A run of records
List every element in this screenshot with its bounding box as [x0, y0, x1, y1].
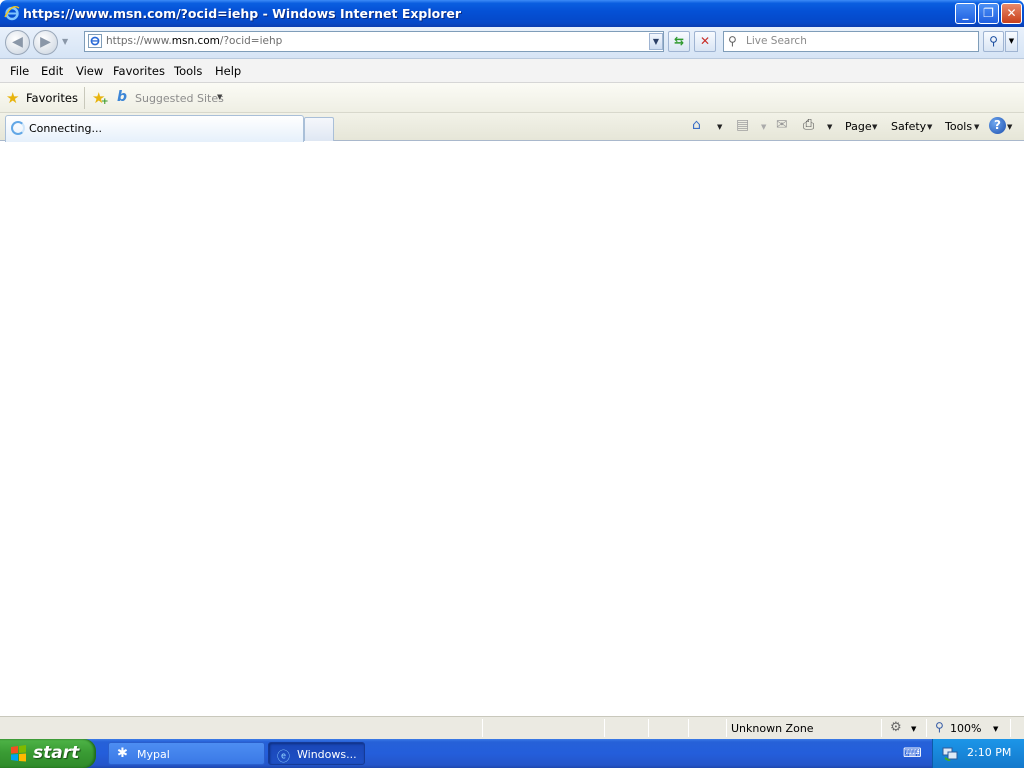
zoom-icon[interactable]: ⚲ — [935, 720, 944, 734]
taskbar-item-mypal[interactable]: ✱ Mypal — [108, 742, 265, 765]
read-mail-icon[interactable]: ✉ — [776, 117, 788, 133]
forward-arrow-icon: ▶ — [40, 34, 51, 50]
magnifier-icon: ⚲ — [989, 34, 998, 48]
tab-active[interactable]: Connecting... — [5, 115, 304, 142]
menu-view[interactable]: View — [76, 64, 103, 78]
zoom-level[interactable]: 100% — [950, 722, 981, 735]
search-box[interactable]: ⚲ Live Search — [723, 31, 979, 52]
menu-favorites[interactable]: Favorites — [113, 64, 165, 78]
menu-tools[interactable]: Tools — [174, 64, 202, 78]
stop-button[interactable]: ✕ — [694, 31, 716, 52]
clock[interactable]: 2:10 PM — [967, 746, 1011, 759]
restore-button[interactable]: ❐ — [978, 3, 999, 24]
status-bar: Unknown Zone ⚙ ▼ ⚲ 100% ▼ — [0, 716, 1024, 739]
back-arrow-icon: ◀ — [12, 34, 23, 50]
window-title-bar[interactable]: https://www.msn.com/?ocid=iehp - Windows… — [0, 0, 1024, 27]
url-domain: msn.com — [171, 35, 220, 47]
status-separator — [648, 719, 649, 737]
search-placeholder: Live Search — [746, 35, 807, 47]
stop-icon: ✕ — [699, 34, 711, 48]
tools-menu-button[interactable]: Tools — [945, 120, 972, 133]
menu-edit[interactable]: Edit — [41, 64, 63, 78]
page-menu-button[interactable]: Page — [845, 120, 872, 133]
loading-spinner-icon — [11, 121, 25, 135]
address-bar[interactable]: https://www.msn.com/?ocid=iehp ▼ — [84, 31, 664, 52]
menu-help[interactable]: Help — [215, 64, 241, 78]
home-dropdown-icon[interactable]: ▼ — [717, 123, 722, 131]
window-title: https://www.msn.com/?ocid=iehp - Windows… — [23, 6, 462, 21]
menu-bar: File Edit View Favorites Tools Help — [0, 59, 1024, 83]
system-tray: 2:10 PM — [932, 739, 1024, 768]
url-suffix: /?ocid=iehp — [219, 35, 283, 47]
favorites-separator — [84, 87, 85, 109]
new-tab-button[interactable] — [304, 117, 334, 141]
address-url[interactable]: https://www.msn.com/?ocid=iehp — [106, 35, 282, 47]
home-icon[interactable]: ⌂ — [692, 117, 701, 133]
menu-file[interactable]: File — [10, 64, 29, 78]
print-icon[interactable]: ⎙ — [803, 117, 814, 133]
add-plus-icon: + — [101, 97, 109, 107]
address-toolbar: ◀ ▶ ▼ https://www.msn.com/?ocid=iehp ▼ ⇆… — [0, 27, 1024, 59]
taskbar: start ✱ Mypal ⓔ Windows... ⌨ 2:10 PM — [0, 739, 1024, 768]
status-separator — [1010, 719, 1011, 737]
taskbar-item-internet-explorer[interactable]: ⓔ Windows... — [268, 742, 365, 765]
favorites-button[interactable]: Favorites — [26, 91, 78, 105]
help-icon[interactable]: ? — [989, 117, 1006, 134]
favorites-star-icon: ★ — [6, 89, 20, 107]
status-separator — [688, 719, 689, 737]
protected-mode-icon[interactable]: ⚙ — [890, 720, 902, 735]
print-dropdown-icon[interactable]: ▼ — [827, 123, 832, 131]
protected-mode-dropdown-icon[interactable]: ▼ — [911, 725, 916, 733]
search-icon: ⚲ — [728, 34, 737, 48]
tab-and-command-bar: Connecting... ⌂ ▼ ▤ ▼ ✉ ⎙ ▼ Page ▼ Safet… — [0, 113, 1024, 142]
page-content-area[interactable] — [0, 142, 1024, 716]
start-label: start — [33, 743, 80, 763]
bing-icon: b — [117, 89, 128, 105]
forward-button[interactable]: ▶ — [33, 30, 58, 55]
internet-explorer-icon: ⓔ — [277, 750, 291, 765]
safety-dropdown-icon[interactable]: ▼ — [927, 123, 932, 131]
zoom-dropdown-icon[interactable]: ▼ — [993, 725, 998, 733]
internet-explorer-icon — [4, 5, 20, 21]
search-options-dropdown[interactable]: ▼ — [1005, 31, 1018, 52]
page-icon — [88, 34, 102, 48]
search-button[interactable]: ⚲ — [983, 31, 1004, 52]
suggested-sites-link[interactable]: Suggested Sites — [135, 92, 224, 105]
refresh-icon: ⇆ — [673, 34, 685, 48]
feeds-icon[interactable]: ▤ — [736, 117, 749, 133]
status-separator — [726, 719, 727, 737]
security-zone-text[interactable]: Unknown Zone — [731, 722, 814, 735]
refresh-button[interactable]: ⇆ — [668, 31, 690, 52]
status-separator — [926, 719, 927, 737]
favorites-bar: ★ Favorites ★ + b Suggested Sites ▼ — [0, 83, 1024, 113]
start-button[interactable]: start — [0, 739, 96, 768]
suggested-sites-dropdown-icon[interactable]: ▼ — [217, 93, 222, 101]
page-dropdown-icon[interactable]: ▼ — [872, 123, 877, 131]
feeds-dropdown-icon[interactable]: ▼ — [761, 123, 766, 131]
tools-dropdown-icon[interactable]: ▼ — [974, 123, 979, 131]
taskbar-item-label: Windows... — [297, 748, 357, 761]
network-icon[interactable] — [942, 745, 958, 761]
status-separator — [881, 719, 882, 737]
status-separator — [482, 719, 483, 737]
windows-flag-icon — [11, 745, 26, 762]
recent-pages-dropdown[interactable]: ▼ — [62, 37, 68, 46]
back-button[interactable]: ◀ — [5, 30, 30, 55]
tab-label: Connecting... — [29, 122, 102, 135]
close-button[interactable]: ✕ — [1001, 3, 1022, 24]
help-dropdown-icon[interactable]: ▼ — [1007, 123, 1012, 131]
minimize-button[interactable]: _ — [955, 3, 976, 24]
safety-menu-button[interactable]: Safety — [891, 120, 926, 133]
mypal-icon: ✱ — [117, 746, 128, 761]
address-dropdown-button[interactable]: ▼ — [649, 33, 663, 50]
keyboard-icon[interactable]: ⌨ — [903, 746, 922, 761]
url-prefix: https://www. — [106, 35, 172, 47]
taskbar-item-label: Mypal — [137, 748, 170, 761]
status-separator — [604, 719, 605, 737]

### [PROBLEM REQUIREMENTS]
Copy the listing above line for line, leaving out the pictures.

### [ANSWER TO THIS TASK]
List every element in this screenshot with its bounding box as [x0, y0, x1, y1].
zoom-icon[interactable]: ⚲ — [935, 720, 944, 734]
taskbar-item-mypal[interactable]: ✱ Mypal — [108, 742, 265, 765]
read-mail-icon[interactable]: ✉ — [776, 117, 788, 133]
forward-arrow-icon: ▶ — [40, 34, 51, 50]
magnifier-icon: ⚲ — [989, 34, 998, 48]
tab-active[interactable]: Connecting... — [5, 115, 304, 142]
menu-view[interactable]: View — [76, 64, 103, 78]
zoom-level[interactable]: 100% — [950, 722, 981, 735]
search-box[interactable]: ⚲ Live Search — [723, 31, 979, 52]
menu-favorites[interactable]: Favorites — [113, 64, 165, 78]
menu-tools[interactable]: Tools — [174, 64, 202, 78]
stop-button[interactable]: ✕ — [694, 31, 716, 52]
clock[interactable]: 2:10 PM — [967, 746, 1011, 759]
restore-button[interactable]: ❐ — [978, 3, 999, 24]
status-bar: Unknown Zone ⚙ ▼ ⚲ 100% ▼ — [0, 716, 1024, 739]
back-arrow-icon: ◀ — [12, 34, 23, 50]
window-title-bar[interactable]: https://www.msn.com/?ocid=iehp - Windows… — [0, 0, 1024, 27]
url-domain: msn.com — [171, 35, 220, 47]
status-separator — [648, 719, 649, 737]
search-placeholder: Live Search — [746, 35, 807, 47]
stop-icon: ✕ — [699, 34, 711, 48]
tools-menu-button[interactable]: Tools — [945, 120, 972, 133]
menu-edit[interactable]: Edit — [41, 64, 63, 78]
page-menu-button[interactable]: Page — [845, 120, 872, 133]
loading-spinner-icon — [11, 121, 25, 135]
address-bar[interactable]: https://www.msn.com/?ocid=iehp ▼ — [84, 31, 664, 52]
menu-help[interactable]: Help — [215, 64, 241, 78]
home-dropdown-icon[interactable]: ▼ — [717, 123, 722, 131]
window-title: https://www.msn.com/?ocid=iehp - Windows… — [23, 6, 462, 21]
menu-bar: File Edit View Favorites Tools Help — [0, 59, 1024, 83]
system-tray: 2:10 PM — [932, 739, 1024, 768]
url-suffix: /?ocid=iehp — [219, 35, 283, 47]
favorites-separator — [84, 87, 85, 109]
new-tab-button[interactable] — [304, 117, 334, 141]
address-url[interactable]: https://www.msn.com/?ocid=iehp — [106, 35, 282, 47]
home-icon[interactable]: ⌂ — [692, 117, 701, 133]
menu-file[interactable]: File — [10, 64, 29, 78]
print-icon[interactable]: ⎙ — [803, 117, 814, 133]
add-plus-icon: + — [101, 97, 109, 107]
address-toolbar: ◀ ▶ ▼ https://www.msn.com/?ocid=iehp ▼ ⇆… — [0, 27, 1024, 59]
taskbar: start ✱ Mypal ⓔ Windows... ⌨ 2:10 PM — [0, 739, 1024, 768]
status-separator — [1010, 719, 1011, 737]
taskbar-item-internet-explorer[interactable]: ⓔ Windows... — [268, 742, 365, 765]
favorites-button[interactable]: Favorites — [26, 91, 78, 105]
help-icon[interactable]: ? — [989, 117, 1006, 134]
favorites-star-icon: ★ — [6, 89, 20, 107]
status-separator — [688, 719, 689, 737]
protected-mode-icon[interactable]: ⚙ — [890, 720, 902, 735]
print-dropdown-icon[interactable]: ▼ — [827, 123, 832, 131]
protected-mode-dropdown-icon[interactable]: ▼ — [911, 725, 916, 733]
search-icon: ⚲ — [728, 34, 737, 48]
tab-and-command-bar: Connecting... ⌂ ▼ ▤ ▼ ✉ ⎙ ▼ Page ▼ Safet… — [0, 113, 1024, 142]
page-content-area[interactable] — [0, 142, 1024, 716]
start-label: start — [33, 743, 80, 763]
bing-icon: b — [117, 89, 128, 105]
forward-button[interactable]: ▶ — [33, 30, 58, 55]
internet-explorer-icon: ⓔ — [277, 750, 291, 765]
safety-dropdown-icon[interactable]: ▼ — [927, 123, 932, 131]
zoom-dropdown-icon[interactable]: ▼ — [993, 725, 998, 733]
internet-explorer-icon — [4, 5, 20, 21]
search-options-dropdown[interactable]: ▼ — [1005, 31, 1018, 52]
page-icon — [88, 34, 102, 48]
search-button[interactable]: ⚲ — [983, 31, 1004, 52]
suggested-sites-link[interactable]: Suggested Sites — [135, 92, 224, 105]
refresh-icon: ⇆ — [673, 34, 685, 48]
feeds-icon[interactable]: ▤ — [736, 117, 749, 133]
status-separator — [726, 719, 727, 737]
security-zone-text[interactable]: Unknown Zone — [731, 722, 814, 735]
refresh-button[interactable]: ⇆ — [668, 31, 690, 52]
status-separator — [926, 719, 927, 737]
favorites-bar: ★ Favorites ★ + b Suggested Sites ▼ — [0, 83, 1024, 113]
start-button[interactable]: start — [0, 739, 96, 768]
suggested-sites-dropdown-icon[interactable]: ▼ — [217, 93, 222, 101]
page-dropdown-icon[interactable]: ▼ — [872, 123, 877, 131]
feeds-dropdown-icon[interactable]: ▼ — [761, 123, 766, 131]
tools-dropdown-icon[interactable]: ▼ — [974, 123, 979, 131]
taskbar-item-label: Windows... — [297, 748, 357, 761]
network-icon[interactable] — [942, 745, 958, 761]
status-separator — [881, 719, 882, 737]
status-separator — [482, 719, 483, 737]
windows-flag-icon — [11, 745, 26, 762]
recent-pages-dropdown[interactable]: ▼ — [62, 37, 68, 46]
back-button[interactable]: ◀ — [5, 30, 30, 55]
tab-label: Connecting... — [29, 122, 102, 135]
close-button[interactable]: ✕ — [1001, 3, 1022, 24]
help-dropdown-icon[interactable]: ▼ — [1007, 123, 1012, 131]
minimize-button[interactable]: _ — [955, 3, 976, 24]
safety-menu-button[interactable]: Safety — [891, 120, 926, 133]
mypal-icon: ✱ — [117, 746, 128, 761]
address-dropdown-button[interactable]: ▼ — [649, 33, 663, 50]
keyboard-icon[interactable]: ⌨ — [903, 746, 922, 761]
url-prefix: https://www. — [106, 35, 172, 47]
taskbar-item-label: Mypal — [137, 748, 170, 761]
status-separator — [604, 719, 605, 737]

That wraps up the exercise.